[start Record list]
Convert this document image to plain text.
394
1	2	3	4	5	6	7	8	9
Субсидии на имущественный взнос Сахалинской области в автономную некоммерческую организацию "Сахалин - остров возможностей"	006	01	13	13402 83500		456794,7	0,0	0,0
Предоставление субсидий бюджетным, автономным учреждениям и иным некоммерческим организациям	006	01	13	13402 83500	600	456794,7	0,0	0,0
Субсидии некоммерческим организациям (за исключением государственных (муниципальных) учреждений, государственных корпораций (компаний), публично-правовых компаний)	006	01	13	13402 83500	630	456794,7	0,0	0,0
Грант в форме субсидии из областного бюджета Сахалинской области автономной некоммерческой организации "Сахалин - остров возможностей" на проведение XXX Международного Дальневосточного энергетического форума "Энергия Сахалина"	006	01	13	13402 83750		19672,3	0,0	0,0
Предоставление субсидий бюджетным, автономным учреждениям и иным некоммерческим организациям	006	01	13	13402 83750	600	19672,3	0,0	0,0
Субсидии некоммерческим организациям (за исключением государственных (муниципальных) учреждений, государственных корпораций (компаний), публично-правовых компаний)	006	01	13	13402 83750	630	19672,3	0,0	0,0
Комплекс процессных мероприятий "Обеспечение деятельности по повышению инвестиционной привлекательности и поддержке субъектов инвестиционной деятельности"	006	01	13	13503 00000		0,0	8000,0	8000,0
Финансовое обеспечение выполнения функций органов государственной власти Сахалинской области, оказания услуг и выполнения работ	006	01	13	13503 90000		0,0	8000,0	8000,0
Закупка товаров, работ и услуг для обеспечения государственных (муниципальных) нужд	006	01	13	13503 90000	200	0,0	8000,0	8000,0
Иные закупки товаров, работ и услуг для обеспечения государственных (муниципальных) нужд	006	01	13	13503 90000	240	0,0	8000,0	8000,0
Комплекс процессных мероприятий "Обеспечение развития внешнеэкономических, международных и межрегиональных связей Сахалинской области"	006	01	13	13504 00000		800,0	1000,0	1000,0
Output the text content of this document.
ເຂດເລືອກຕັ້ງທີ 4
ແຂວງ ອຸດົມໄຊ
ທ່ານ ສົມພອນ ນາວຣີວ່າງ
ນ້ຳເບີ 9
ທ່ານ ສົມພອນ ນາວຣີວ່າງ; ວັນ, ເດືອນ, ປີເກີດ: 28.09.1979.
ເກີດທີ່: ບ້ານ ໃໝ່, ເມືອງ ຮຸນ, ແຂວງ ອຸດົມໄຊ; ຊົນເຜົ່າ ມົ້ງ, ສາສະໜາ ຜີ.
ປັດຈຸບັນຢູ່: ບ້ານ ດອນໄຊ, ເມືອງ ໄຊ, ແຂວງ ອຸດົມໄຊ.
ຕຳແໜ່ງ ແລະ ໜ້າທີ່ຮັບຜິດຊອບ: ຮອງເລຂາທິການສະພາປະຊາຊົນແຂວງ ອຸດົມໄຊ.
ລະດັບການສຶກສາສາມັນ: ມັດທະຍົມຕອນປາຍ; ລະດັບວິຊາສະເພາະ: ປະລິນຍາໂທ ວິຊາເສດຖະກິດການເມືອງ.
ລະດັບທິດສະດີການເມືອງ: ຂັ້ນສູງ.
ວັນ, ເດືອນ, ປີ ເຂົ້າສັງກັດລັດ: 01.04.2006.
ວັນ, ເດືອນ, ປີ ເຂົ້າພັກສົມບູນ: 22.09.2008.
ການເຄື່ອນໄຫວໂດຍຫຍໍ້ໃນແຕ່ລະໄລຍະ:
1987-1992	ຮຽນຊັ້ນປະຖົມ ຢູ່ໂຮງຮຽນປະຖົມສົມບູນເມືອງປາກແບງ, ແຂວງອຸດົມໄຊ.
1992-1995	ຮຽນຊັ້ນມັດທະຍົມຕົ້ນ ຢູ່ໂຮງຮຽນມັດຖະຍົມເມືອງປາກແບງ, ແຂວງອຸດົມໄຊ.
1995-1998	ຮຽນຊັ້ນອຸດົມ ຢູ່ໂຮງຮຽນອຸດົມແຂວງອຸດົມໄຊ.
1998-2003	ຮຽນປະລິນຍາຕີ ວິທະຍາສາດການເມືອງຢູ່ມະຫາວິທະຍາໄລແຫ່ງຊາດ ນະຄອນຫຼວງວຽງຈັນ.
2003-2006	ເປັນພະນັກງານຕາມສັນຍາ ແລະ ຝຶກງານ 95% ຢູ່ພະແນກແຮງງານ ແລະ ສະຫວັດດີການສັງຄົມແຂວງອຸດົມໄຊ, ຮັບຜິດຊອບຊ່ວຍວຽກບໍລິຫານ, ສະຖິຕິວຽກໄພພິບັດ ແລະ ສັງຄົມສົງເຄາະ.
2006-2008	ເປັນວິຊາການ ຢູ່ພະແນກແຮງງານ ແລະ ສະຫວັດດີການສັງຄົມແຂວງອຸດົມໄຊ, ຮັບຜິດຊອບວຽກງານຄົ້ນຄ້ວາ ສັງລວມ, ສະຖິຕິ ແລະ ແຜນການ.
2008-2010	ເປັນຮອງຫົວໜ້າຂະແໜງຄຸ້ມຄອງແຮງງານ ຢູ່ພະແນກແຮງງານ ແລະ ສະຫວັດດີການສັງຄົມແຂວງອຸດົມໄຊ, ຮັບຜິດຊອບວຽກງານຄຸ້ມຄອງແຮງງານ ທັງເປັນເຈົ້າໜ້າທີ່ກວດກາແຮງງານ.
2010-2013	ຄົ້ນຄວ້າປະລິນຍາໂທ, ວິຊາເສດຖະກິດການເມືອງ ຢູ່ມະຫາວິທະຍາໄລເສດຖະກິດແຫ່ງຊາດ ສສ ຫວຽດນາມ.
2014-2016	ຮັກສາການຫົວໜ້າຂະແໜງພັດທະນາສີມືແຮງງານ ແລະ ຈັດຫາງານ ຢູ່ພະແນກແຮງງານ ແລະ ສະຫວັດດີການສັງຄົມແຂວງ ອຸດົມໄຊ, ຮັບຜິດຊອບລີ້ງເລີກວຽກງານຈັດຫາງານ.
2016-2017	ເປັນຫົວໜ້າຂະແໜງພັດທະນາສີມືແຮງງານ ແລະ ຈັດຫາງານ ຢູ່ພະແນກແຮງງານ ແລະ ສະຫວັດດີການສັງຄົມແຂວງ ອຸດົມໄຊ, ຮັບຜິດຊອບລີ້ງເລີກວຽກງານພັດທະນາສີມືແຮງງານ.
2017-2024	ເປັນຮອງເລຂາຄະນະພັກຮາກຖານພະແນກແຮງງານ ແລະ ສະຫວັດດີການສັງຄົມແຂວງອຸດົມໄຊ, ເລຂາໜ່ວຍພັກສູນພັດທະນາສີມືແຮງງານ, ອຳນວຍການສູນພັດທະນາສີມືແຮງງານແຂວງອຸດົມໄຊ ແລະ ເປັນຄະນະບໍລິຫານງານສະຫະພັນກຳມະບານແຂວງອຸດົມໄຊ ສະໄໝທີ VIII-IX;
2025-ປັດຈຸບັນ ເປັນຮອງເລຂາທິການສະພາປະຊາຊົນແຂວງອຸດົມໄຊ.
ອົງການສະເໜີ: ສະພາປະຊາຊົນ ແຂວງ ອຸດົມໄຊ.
[end Record list]
What you need to do: Scan the records for the string "document". Copy each line in which it appears.

Reply:
Convert this document image to plain text.
Output the text content of this document.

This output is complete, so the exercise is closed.